WHAT THIS TASK INVOLVES: Substitute "data-label" for "value-label" in the lines between the one holding "value-label: 16.9 [442, 154, 481, 173]" and the one holding "category-label: 대구 3차 [36, 455, 84, 470]", inclusive. Give only those lines, with everything else unchanged.

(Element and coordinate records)
__________________________________________________

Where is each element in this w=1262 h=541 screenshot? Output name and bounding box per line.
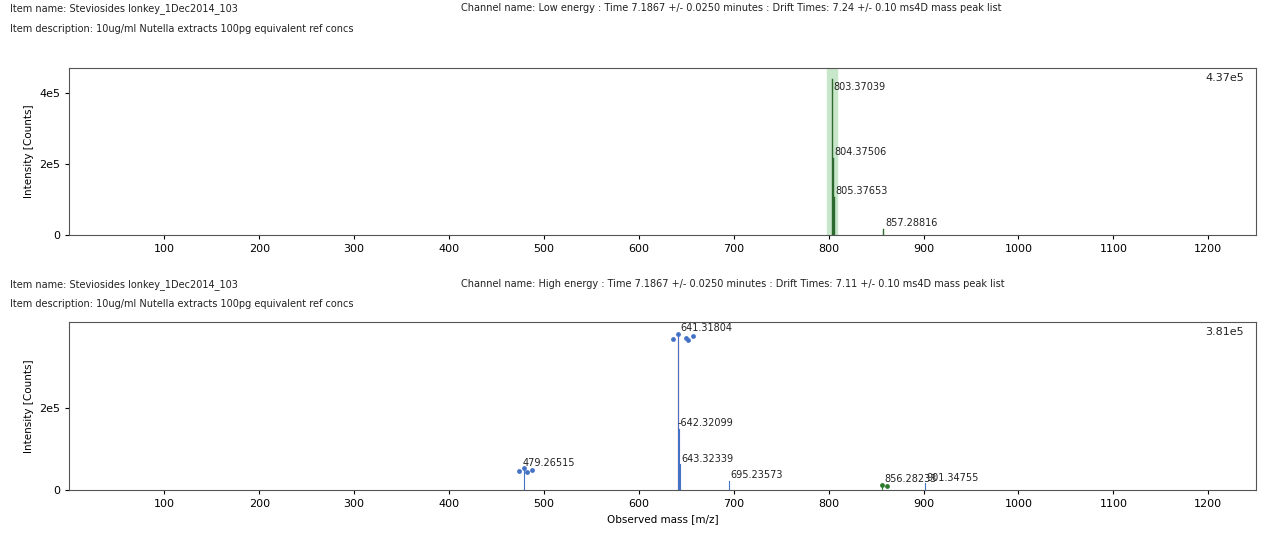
Point [668,329,688,338]
Text: 479.26515: 479.26515 [522,458,575,467]
Point [514,464,534,473]
Text: Item description: 10ug/ml Nutella extracts 100pg equivalent ref concs: Item description: 10ug/ml Nutella extrac… [10,24,353,34]
Point [683,332,703,341]
Y-axis label: Intensity [Counts]: Intensity [Counts] [24,359,34,453]
Text: 804.37506: 804.37506 [834,147,887,157]
Text: 643.32339: 643.32339 [681,454,733,464]
Text: Item description: 10ug/ml Nutella extracts 100pg equivalent ref concs: Item description: 10ug/ml Nutella extrac… [10,299,353,309]
Text: Channel name: Low energy : Time 7.1867 +/- 0.0250 minutes : Drift Times: 7.24 +/: Channel name: Low energy : Time 7.1867 +… [461,3,1001,12]
Point [521,466,541,474]
Text: 856.28233: 856.28233 [883,474,936,484]
Text: -642.32099: -642.32099 [678,418,733,428]
Text: 641.31804: 641.31804 [680,323,732,333]
Text: 901.34755: 901.34755 [926,473,979,483]
Text: 3.81e5: 3.81e5 [1205,327,1244,337]
Text: 4.37e5: 4.37e5 [1205,72,1244,83]
Point [517,468,538,477]
Point [510,466,530,475]
Text: 805.37653: 805.37653 [835,186,888,195]
Bar [827,68,837,235]
Point [664,334,684,343]
Text: 857.28816: 857.28816 [885,217,938,228]
X-axis label: Observed mass [m/z]: Observed mass [m/z] [607,514,718,524]
Y-axis label: Intensity [Counts]: Intensity [Counts] [24,104,34,198]
Point [675,333,695,342]
Point [872,480,892,489]
Text: Item name: Steviosides lonkey_1Dec2014_103: Item name: Steviosides lonkey_1Dec2014_1… [10,279,239,289]
Text: Item name: Steviosides lonkey_1Dec2014_103: Item name: Steviosides lonkey_1Dec2014_1… [10,3,239,14]
Text: 695.23573: 695.23573 [731,470,782,480]
Text: Channel name: High energy : Time 7.1867 +/- 0.0250 minutes : Drift Times: 7.11 +: Channel name: High energy : Time 7.1867 … [461,279,1005,288]
Text: 803.37039: 803.37039 [834,82,886,93]
Point [678,336,698,345]
Point [877,481,897,490]
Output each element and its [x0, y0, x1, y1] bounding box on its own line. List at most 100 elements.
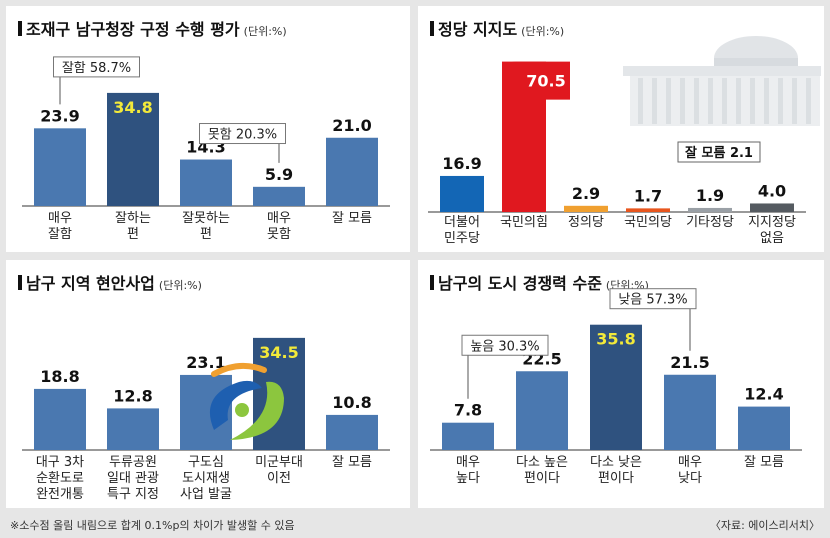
value-label: 16.9 [442, 154, 481, 173]
category-label: 높다 [456, 471, 480, 486]
category-label: 다소 높은 [516, 455, 568, 470]
value-label: 1.9 [696, 186, 724, 205]
bar-shape-accent [502, 61, 570, 212]
category-label: 잘 모름 [332, 211, 372, 226]
value-label: 12.8 [113, 386, 152, 405]
category-label: 두류공원 [109, 455, 157, 470]
value-label: 7.8 [454, 401, 482, 420]
category-label: 지지정당 [748, 215, 796, 230]
category-label: 없음 [760, 231, 784, 246]
value-label: 70.5 [526, 72, 565, 91]
category-label: 국민의당 [624, 215, 672, 230]
bar [516, 371, 568, 450]
bar [107, 408, 159, 450]
bar [180, 159, 232, 206]
category-label: 이전 [267, 471, 291, 486]
category-label: 도시재생 [182, 471, 230, 486]
value-label: 1.7 [634, 186, 662, 205]
bar [253, 186, 305, 206]
group-label: 잘함 58.7% [62, 61, 131, 76]
value-label: 4.0 [758, 181, 786, 200]
category-label: 더불어 [444, 215, 480, 230]
category-label: 대구 3차 [36, 455, 84, 470]
value-label: 5.9 [265, 165, 293, 184]
group-box [461, 334, 549, 356]
group-label: 못함 20.3% [208, 128, 277, 143]
chart-title: 조재구 남구청장 구정 수행 평가 (단위:%) [18, 16, 287, 40]
bar [750, 203, 794, 212]
category-label: 민주당 [444, 231, 480, 246]
bar [326, 137, 378, 206]
bar [664, 374, 716, 450]
chart-title: 남구 지역 현안사업 (단위:%) [18, 270, 202, 294]
value-label: 23.1 [186, 353, 225, 372]
category-label: 잘 모름 [744, 455, 784, 470]
value-label: 35.8 [596, 330, 635, 349]
district-logo-icon [209, 362, 284, 440]
category-label: 편이다 [524, 471, 560, 486]
category-label: 매우 [267, 211, 291, 226]
value-label: 18.8 [40, 367, 79, 386]
category-label: 완전개통 [36, 487, 84, 502]
category-label: 정의당 [568, 215, 604, 230]
bar [738, 406, 790, 450]
group-box [199, 123, 286, 145]
annotation-box [677, 141, 761, 163]
source-label: 〈자료: 에이스리서치〉 [709, 519, 820, 532]
category-label: 잘함 [48, 227, 72, 242]
category-label: 구도심 [188, 455, 224, 470]
bar [34, 128, 86, 206]
category-label: 사업 발굴 [180, 487, 232, 502]
panel-city-competitiveness: 남구의 도시 경쟁력 수준 (단위:%) 7.8 매우 높다 22.5 다소 높은 편이다 3… [418, 260, 824, 508]
category-label: 일대 관광 [107, 471, 159, 486]
value-label: 21.5 [670, 353, 709, 372]
value-label: 34.8 [113, 98, 152, 117]
bar [564, 205, 608, 212]
bar [590, 324, 642, 450]
category-label: 특구 지정 [107, 487, 159, 502]
bar [688, 207, 732, 212]
panel-local-projects: 남구 지역 현안사업 (단위:%) 18.8 대구 3차 순환도로 완전개통 12.8 두류… [6, 260, 410, 508]
annotation-label: 잘 모름 2.1 [685, 146, 753, 161]
footnote: ※소수점 올림 내림으로 합계 0.1%p의 차이가 발생할 수 있음 [10, 519, 295, 532]
category-label: 매우 [678, 455, 702, 470]
category-label: 국민의힘 [500, 215, 548, 230]
category-label: 낮다 [678, 471, 702, 486]
category-label: 순환도로 [36, 471, 84, 486]
category-label: 못함 [267, 227, 291, 242]
value-label: 10.8 [332, 393, 371, 412]
category-label: 편이다 [598, 471, 634, 486]
category-label: 다소 낮은 [590, 455, 642, 470]
value-label: 23.9 [40, 106, 79, 125]
value-label: 21.0 [332, 116, 371, 135]
bar [326, 414, 378, 450]
category-label: 잘하는 [115, 211, 151, 226]
category-label: 매우 [456, 455, 480, 470]
category-label: 미군부대 [255, 455, 303, 470]
group-label: 높음 30.3% [470, 339, 539, 354]
value-label: 2.9 [572, 184, 600, 203]
value-label: 12.4 [744, 385, 783, 404]
bar [34, 388, 86, 450]
value-label: 34.5 [259, 343, 298, 362]
bar [626, 208, 670, 212]
assembly-building-illustration [623, 36, 821, 126]
category-label: 잘 모름 [332, 455, 372, 470]
bar [107, 92, 159, 206]
bar [442, 422, 494, 450]
bar [440, 175, 484, 212]
panel-mayor-rating: 조재구 남구청장 구정 수행 평가 (단위:%) 23.9 매우 잘함 34.8 잘하는 편… [6, 6, 410, 252]
category-label: 편 [200, 227, 212, 242]
category-label: 기타정당 [686, 215, 734, 230]
chart-title: 정당 지지도 (단위:%) [430, 16, 564, 40]
category-label: 잘못하는 [182, 211, 230, 226]
category-label: 편 [127, 227, 139, 242]
group-box [609, 288, 697, 310]
group-box [53, 56, 140, 78]
group-label: 낮음 57.3% [618, 293, 687, 308]
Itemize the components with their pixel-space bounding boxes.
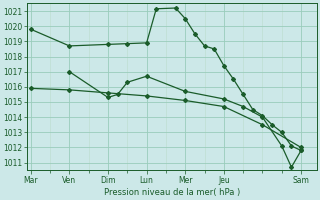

__________________________________________________

RESULT OF THIS TASK:
data-label: 16.9 [442, 154, 481, 173]
category-label: 높다 [456, 471, 480, 486]
category-label: 다소 높은 [516, 455, 568, 470]
data-label: 1.9 [696, 186, 724, 205]
bar-shape-accent [502, 61, 570, 212]
category-label: 잘 모름 [332, 211, 372, 226]
data-label: 12.8 [113, 386, 152, 405]
category-label: 두류공원 [109, 455, 157, 470]
data-label: 7.8 [454, 401, 482, 420]
category-label: 지지정당 [748, 215, 796, 230]
category-label: 없음 [760, 231, 784, 246]
data-label: 70.5 [526, 72, 565, 91]
category-label: 국민의당 [624, 215, 672, 230]
bar [516, 371, 568, 450]
bar [107, 408, 159, 450]
bar [180, 159, 232, 206]
category-label: 이전 [267, 471, 291, 486]
category-label: 도시재생 [182, 471, 230, 486]
data-label: 1.7 [634, 186, 662, 205]
bar [253, 186, 305, 206]
group-label: 잘함 58.7% [62, 61, 131, 76]
data-label: 4.0 [758, 181, 786, 200]
category-label: 더불어 [444, 215, 480, 230]
category-label: 대구 3차 [36, 455, 84, 470]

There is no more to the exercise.